# SOURCE DATA
|---|

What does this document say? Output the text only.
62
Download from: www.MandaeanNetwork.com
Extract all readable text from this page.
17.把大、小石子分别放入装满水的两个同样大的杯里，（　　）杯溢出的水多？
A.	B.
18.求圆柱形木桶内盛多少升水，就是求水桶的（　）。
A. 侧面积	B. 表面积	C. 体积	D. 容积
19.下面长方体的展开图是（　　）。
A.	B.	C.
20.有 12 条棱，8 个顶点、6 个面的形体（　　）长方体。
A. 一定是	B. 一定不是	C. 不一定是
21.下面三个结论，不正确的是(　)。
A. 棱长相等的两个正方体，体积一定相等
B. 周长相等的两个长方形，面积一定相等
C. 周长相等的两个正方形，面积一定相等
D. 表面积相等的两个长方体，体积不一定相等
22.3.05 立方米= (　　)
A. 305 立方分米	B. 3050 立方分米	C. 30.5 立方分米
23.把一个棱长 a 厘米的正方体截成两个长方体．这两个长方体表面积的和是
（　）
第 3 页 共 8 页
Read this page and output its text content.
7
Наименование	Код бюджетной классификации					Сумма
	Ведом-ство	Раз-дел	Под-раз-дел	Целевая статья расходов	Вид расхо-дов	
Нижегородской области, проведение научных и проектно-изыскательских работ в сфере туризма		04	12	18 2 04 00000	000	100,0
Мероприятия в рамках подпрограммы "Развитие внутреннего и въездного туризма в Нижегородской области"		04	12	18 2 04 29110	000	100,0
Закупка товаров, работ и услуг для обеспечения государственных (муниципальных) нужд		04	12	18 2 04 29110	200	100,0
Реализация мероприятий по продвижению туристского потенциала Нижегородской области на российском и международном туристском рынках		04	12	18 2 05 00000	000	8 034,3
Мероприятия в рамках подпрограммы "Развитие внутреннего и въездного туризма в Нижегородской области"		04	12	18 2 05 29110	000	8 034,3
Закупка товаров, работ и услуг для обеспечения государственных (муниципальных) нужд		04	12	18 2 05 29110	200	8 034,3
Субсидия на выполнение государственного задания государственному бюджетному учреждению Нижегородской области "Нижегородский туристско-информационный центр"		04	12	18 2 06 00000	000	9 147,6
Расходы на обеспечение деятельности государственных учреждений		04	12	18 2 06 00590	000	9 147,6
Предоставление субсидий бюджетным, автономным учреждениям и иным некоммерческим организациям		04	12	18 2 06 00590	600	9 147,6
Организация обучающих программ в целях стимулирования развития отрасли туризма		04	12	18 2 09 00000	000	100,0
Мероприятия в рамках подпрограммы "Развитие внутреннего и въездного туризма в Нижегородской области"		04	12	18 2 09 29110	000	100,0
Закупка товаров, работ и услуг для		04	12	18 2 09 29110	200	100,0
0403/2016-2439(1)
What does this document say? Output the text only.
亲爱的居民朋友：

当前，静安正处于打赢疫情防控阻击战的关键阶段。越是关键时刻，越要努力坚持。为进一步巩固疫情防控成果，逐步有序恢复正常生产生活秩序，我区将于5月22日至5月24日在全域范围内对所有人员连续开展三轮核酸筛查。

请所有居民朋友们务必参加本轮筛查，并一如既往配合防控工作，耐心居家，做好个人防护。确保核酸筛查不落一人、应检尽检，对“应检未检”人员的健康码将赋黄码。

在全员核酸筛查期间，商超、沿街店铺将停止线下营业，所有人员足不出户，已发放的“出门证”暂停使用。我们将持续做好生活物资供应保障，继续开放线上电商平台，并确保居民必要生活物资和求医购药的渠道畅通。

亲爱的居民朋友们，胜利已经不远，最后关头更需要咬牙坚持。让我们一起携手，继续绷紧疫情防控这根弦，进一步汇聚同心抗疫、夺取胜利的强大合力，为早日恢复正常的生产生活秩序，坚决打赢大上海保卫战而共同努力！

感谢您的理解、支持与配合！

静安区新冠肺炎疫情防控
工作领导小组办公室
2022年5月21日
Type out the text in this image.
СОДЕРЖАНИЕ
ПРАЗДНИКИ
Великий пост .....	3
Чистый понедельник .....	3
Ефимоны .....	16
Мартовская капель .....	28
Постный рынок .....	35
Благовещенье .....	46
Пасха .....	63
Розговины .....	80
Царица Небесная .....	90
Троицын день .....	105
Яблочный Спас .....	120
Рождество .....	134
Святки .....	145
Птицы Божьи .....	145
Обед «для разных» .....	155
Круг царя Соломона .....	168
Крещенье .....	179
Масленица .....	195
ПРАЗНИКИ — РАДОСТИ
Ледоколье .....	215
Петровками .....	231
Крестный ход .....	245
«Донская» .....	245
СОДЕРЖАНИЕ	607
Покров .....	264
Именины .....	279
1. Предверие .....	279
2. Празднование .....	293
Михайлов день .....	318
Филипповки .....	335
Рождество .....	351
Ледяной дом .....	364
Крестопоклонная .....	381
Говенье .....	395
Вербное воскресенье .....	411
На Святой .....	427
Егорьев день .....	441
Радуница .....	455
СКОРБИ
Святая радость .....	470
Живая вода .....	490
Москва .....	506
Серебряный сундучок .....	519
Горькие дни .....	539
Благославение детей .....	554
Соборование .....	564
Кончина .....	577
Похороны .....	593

|---|

# WHAT YOU NEED TO DO
From the data above, show each line that contains "области".

# OUTPUT OF THE TASK
Нижегородской области, проведение научных и проектно-изыскательских работ в сфере туризма		04	12	18 2 04 00000	000	100,0
Мероприятия в рамках подпрограммы "Развитие внутреннего и въездного туризма в Нижегородской области"		04	12	18 2 04 29110	000	100,0
Реализация мероприятий по продвижению туристского потенциала Нижегородской области на российском и международном туристском рынках		04	12	18 2 05 00000	000	8 034,3
Мероприятия в рамках подпрограммы "Развитие внутреннего и въездного туризма в Нижегородской области"		04	12	18 2 05 29110	000	8 034,3
Субсидия на выполнение государственного задания государственному бюджетному учреждению Нижегородской области "Нижегородский туристско-информационный центр"		04	12	18 2 06 00000	000	9 147,6
Мероприятия в рамках подпрограммы "Развитие внутреннего и въездного туризма в Нижегородской области"		04	12	18 2 09 29110	000	100,0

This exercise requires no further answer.